**Aim**
Make an exact copy of each entry, leaving out every picture.

**Task material**
========================================================================

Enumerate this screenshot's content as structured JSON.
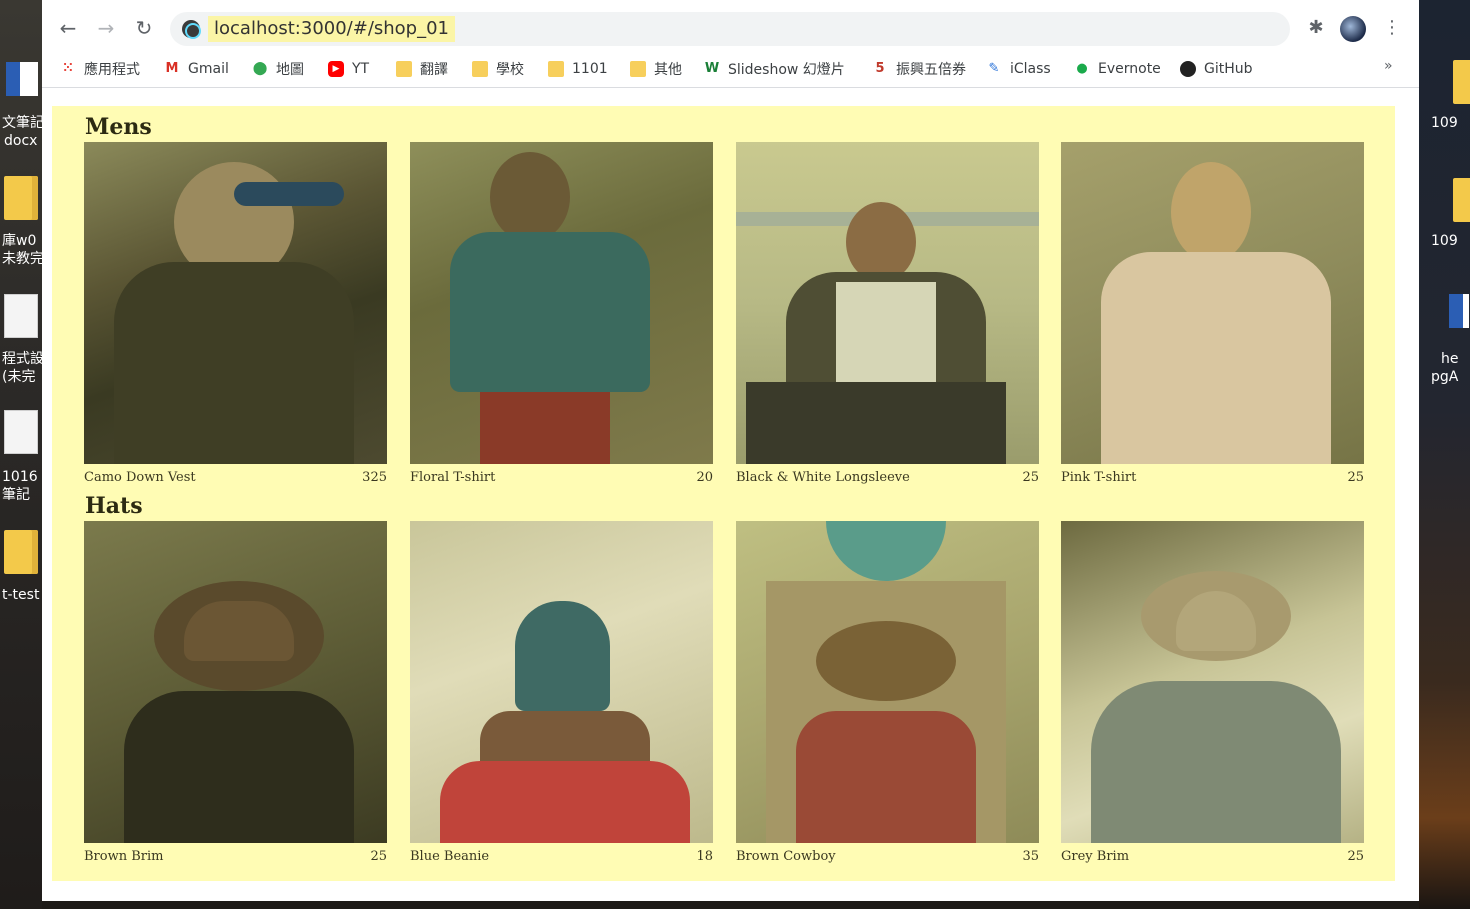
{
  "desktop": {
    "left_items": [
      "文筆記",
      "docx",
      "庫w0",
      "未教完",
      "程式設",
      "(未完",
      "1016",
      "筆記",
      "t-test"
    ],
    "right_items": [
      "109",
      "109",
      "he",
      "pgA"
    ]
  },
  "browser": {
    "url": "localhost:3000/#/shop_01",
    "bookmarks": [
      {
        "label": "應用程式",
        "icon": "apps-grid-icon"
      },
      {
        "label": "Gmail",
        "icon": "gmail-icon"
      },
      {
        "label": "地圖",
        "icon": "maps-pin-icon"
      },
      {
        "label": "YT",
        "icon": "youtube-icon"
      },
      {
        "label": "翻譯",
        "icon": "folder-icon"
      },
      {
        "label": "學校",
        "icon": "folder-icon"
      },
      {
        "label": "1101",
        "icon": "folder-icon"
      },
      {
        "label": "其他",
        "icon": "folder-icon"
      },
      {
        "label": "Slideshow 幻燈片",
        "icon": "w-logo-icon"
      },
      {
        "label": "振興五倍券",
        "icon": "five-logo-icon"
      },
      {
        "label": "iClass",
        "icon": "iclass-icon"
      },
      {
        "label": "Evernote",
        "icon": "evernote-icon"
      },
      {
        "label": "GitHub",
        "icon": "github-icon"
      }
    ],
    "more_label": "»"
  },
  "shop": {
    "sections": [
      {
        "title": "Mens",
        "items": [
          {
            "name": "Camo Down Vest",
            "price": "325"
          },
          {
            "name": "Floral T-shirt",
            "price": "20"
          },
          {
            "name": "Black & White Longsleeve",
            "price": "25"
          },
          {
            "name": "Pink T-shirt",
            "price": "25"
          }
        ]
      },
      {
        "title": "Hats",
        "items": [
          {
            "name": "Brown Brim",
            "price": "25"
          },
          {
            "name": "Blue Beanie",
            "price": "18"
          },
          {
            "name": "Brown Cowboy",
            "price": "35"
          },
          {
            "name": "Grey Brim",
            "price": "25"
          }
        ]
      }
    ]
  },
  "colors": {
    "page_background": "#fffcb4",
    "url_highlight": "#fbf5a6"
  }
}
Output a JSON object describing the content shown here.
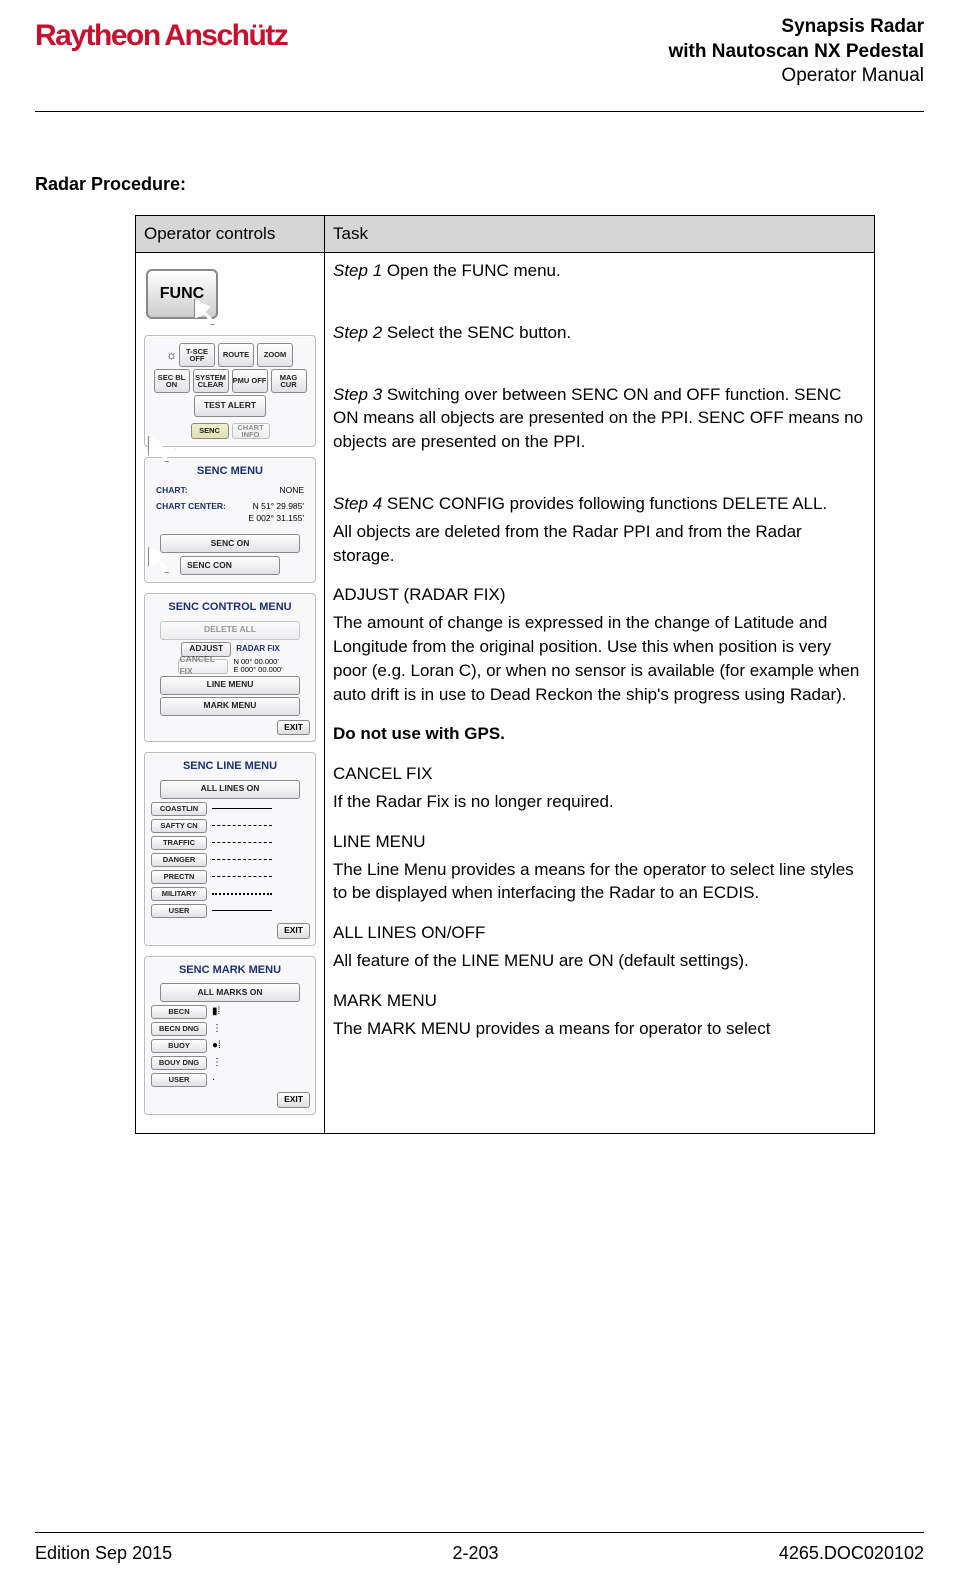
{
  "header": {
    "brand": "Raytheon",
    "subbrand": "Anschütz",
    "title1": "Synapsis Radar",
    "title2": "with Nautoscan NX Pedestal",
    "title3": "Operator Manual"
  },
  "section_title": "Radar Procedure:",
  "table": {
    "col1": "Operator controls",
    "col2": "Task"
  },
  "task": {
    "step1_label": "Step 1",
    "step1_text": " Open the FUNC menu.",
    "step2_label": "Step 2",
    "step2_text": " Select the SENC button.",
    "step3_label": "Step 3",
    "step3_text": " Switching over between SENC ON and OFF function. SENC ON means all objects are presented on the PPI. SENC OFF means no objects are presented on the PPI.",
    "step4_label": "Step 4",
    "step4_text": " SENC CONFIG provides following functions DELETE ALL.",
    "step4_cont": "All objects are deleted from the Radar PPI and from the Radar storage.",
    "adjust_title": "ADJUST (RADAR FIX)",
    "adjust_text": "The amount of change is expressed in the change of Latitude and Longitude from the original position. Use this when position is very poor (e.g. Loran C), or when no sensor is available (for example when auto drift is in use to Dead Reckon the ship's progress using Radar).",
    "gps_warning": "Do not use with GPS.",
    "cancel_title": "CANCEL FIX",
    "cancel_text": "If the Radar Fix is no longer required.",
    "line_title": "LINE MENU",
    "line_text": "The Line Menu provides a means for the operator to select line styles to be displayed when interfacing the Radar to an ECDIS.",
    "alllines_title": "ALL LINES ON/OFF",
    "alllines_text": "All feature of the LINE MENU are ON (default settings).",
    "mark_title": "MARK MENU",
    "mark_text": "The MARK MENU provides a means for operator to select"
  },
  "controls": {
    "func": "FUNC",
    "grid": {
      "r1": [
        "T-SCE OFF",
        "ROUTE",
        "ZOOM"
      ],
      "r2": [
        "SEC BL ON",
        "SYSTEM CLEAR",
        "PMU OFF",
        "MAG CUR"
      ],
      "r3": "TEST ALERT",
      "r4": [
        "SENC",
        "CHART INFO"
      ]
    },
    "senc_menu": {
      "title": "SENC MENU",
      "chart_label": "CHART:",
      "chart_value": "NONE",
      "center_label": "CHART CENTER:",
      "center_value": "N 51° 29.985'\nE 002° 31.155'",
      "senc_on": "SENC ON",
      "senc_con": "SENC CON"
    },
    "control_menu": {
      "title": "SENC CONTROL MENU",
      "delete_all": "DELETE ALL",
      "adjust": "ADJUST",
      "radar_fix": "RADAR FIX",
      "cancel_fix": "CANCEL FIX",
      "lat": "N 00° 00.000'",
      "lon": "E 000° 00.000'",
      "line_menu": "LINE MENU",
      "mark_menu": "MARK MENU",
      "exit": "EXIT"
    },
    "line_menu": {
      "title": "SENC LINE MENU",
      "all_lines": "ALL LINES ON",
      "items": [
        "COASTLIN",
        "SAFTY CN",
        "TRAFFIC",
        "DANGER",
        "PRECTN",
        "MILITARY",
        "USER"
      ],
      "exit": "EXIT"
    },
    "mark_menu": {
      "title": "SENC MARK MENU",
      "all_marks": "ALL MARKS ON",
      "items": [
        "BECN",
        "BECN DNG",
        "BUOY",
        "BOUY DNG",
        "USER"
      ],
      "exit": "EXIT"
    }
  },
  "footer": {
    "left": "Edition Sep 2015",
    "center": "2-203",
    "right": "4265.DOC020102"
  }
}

========================================================================

**The solution**
Enumerate this screenshot's content as structured JSON.
{
  "desktop": {
    "left_items": [
      "文筆記",
      "docx",
      "庫w0",
      "未教完",
      "程式設",
      "(未完",
      "1016",
      "筆記",
      "t-test"
    ],
    "right_items": [
      "109",
      "109",
      "he",
      "pgA"
    ]
  },
  "browser": {
    "url": "localhost:3000/#/shop_01",
    "bookmarks": [
      {
        "label": "應用程式",
        "icon": "apps-grid-icon"
      },
      {
        "label": "Gmail",
        "icon": "gmail-icon"
      },
      {
        "label": "地圖",
        "icon": "maps-pin-icon"
      },
      {
        "label": "YT",
        "icon": "youtube-icon"
      },
      {
        "label": "翻譯",
        "icon": "folder-icon"
      },
      {
        "label": "學校",
        "icon": "folder-icon"
      },
      {
        "label": "1101",
        "icon": "folder-icon"
      },
      {
        "label": "其他",
        "icon": "folder-icon"
      },
      {
        "label": "Slideshow 幻燈片",
        "icon": "w-logo-icon"
      },
      {
        "label": "振興五倍券",
        "icon": "five-logo-icon"
      },
      {
        "label": "iClass",
        "icon": "iclass-icon"
      },
      {
        "label": "Evernote",
        "icon": "evernote-icon"
      },
      {
        "label": "GitHub",
        "icon": "github-icon"
      }
    ],
    "more_label": "»"
  },
  "shop": {
    "sections": [
      {
        "title": "Mens",
        "items": [
          {
            "name": "Camo Down Vest",
            "price": "325"
          },
          {
            "name": "Floral T-shirt",
            "price": "20"
          },
          {
            "name": "Black & White Longsleeve",
            "price": "25"
          },
          {
            "name": "Pink T-shirt",
            "price": "25"
          }
        ]
      },
      {
        "title": "Hats",
        "items": [
          {
            "name": "Brown Brim",
            "price": "25"
          },
          {
            "name": "Blue Beanie",
            "price": "18"
          },
          {
            "name": "Brown Cowboy",
            "price": "35"
          },
          {
            "name": "Grey Brim",
            "price": "25"
          }
        ]
      }
    ]
  },
  "colors": {
    "page_background": "#fffcb4",
    "url_highlight": "#fbf5a6"
  }
}
Output a JSON object describing the content shown here.
{
  "header": {
    "brand": "Raytheon",
    "subbrand": "Anschütz",
    "title1": "Synapsis Radar",
    "title2": "with Nautoscan NX Pedestal",
    "title3": "Operator Manual"
  },
  "section_title": "Radar Procedure:",
  "table": {
    "col1": "Operator controls",
    "col2": "Task"
  },
  "task": {
    "step1_label": "Step 1",
    "step1_text": " Open the FUNC menu.",
    "step2_label": "Step 2",
    "step2_text": " Select the SENC button.",
    "step3_label": "Step 3",
    "step3_text": " Switching over between SENC ON and OFF function. SENC ON means all objects are presented on the PPI. SENC OFF means no objects are presented on the PPI.",
    "step4_label": "Step 4",
    "step4_text": " SENC CONFIG provides following functions DELETE ALL.",
    "step4_cont": "All objects are deleted from the Radar PPI and from the Radar storage.",
    "adjust_title": "ADJUST (RADAR FIX)",
    "adjust_text": "The amount of change is expressed in the change of Latitude and Longitude from the original position. Use this when position is very poor (e.g. Loran C), or when no sensor is available (for example when auto drift is in use to Dead Reckon the ship's progress using Radar).",
    "gps_warning": "Do not use with GPS.",
    "cancel_title": "CANCEL FIX",
    "cancel_text": "If the Radar Fix is no longer required.",
    "line_title": "LINE MENU",
    "line_text": "The Line Menu provides a means for the operator to select line styles to be displayed when interfacing the Radar to an ECDIS.",
    "alllines_title": "ALL LINES ON/OFF",
    "alllines_text": "All feature of the LINE MENU are ON (default settings).",
    "mark_title": "MARK MENU",
    "mark_text": "The MARK MENU provides a means for operator to select"
  },
  "controls": {
    "func": "FUNC",
    "grid": {
      "r1": [
        "T-SCE OFF",
        "ROUTE",
        "ZOOM"
      ],
      "r2": [
        "SEC BL ON",
        "SYSTEM CLEAR",
        "PMU OFF",
        "MAG CUR"
      ],
      "r3": "TEST ALERT",
      "r4": [
        "SENC",
        "CHART INFO"
      ]
    },
    "senc_menu": {
      "title": "SENC MENU",
      "chart_label": "CHART:",
      "chart_value": "NONE",
      "center_label": "CHART CENTER:",
      "center_value": "N 51° 29.985'\nE 002° 31.155'",
      "senc_on": "SENC ON",
      "senc_con": "SENC CON"
    },
    "control_menu": {
      "title": "SENC CONTROL MENU",
      "delete_all": "DELETE ALL",
      "adjust": "ADJUST",
      "radar_fix": "RADAR FIX",
      "cancel_fix": "CANCEL FIX",
      "lat": "N 00° 00.000'",
      "lon": "E 000° 00.000'",
      "line_menu": "LINE MENU",
      "mark_menu": "MARK MENU",
      "exit": "EXIT"
    },
    "line_menu": {
      "title": "SENC LINE MENU",
      "all_lines": "ALL LINES ON",
      "items": [
        "COASTLIN",
        "SAFTY CN",
        "TRAFFIC",
        "DANGER",
        "PRECTN",
        "MILITARY",
        "USER"
      ],
      "exit": "EXIT"
    },
    "mark_menu": {
      "title": "SENC MARK MENU",
      "all_marks": "ALL MARKS ON",
      "items": [
        "BECN",
        "BECN DNG",
        "BUOY",
        "BOUY DNG",
        "USER"
      ],
      "exit": "EXIT"
    }
  },
  "footer": {
    "left": "Edition Sep 2015",
    "center": "2-203",
    "right": "4265.DOC020102"
  }
}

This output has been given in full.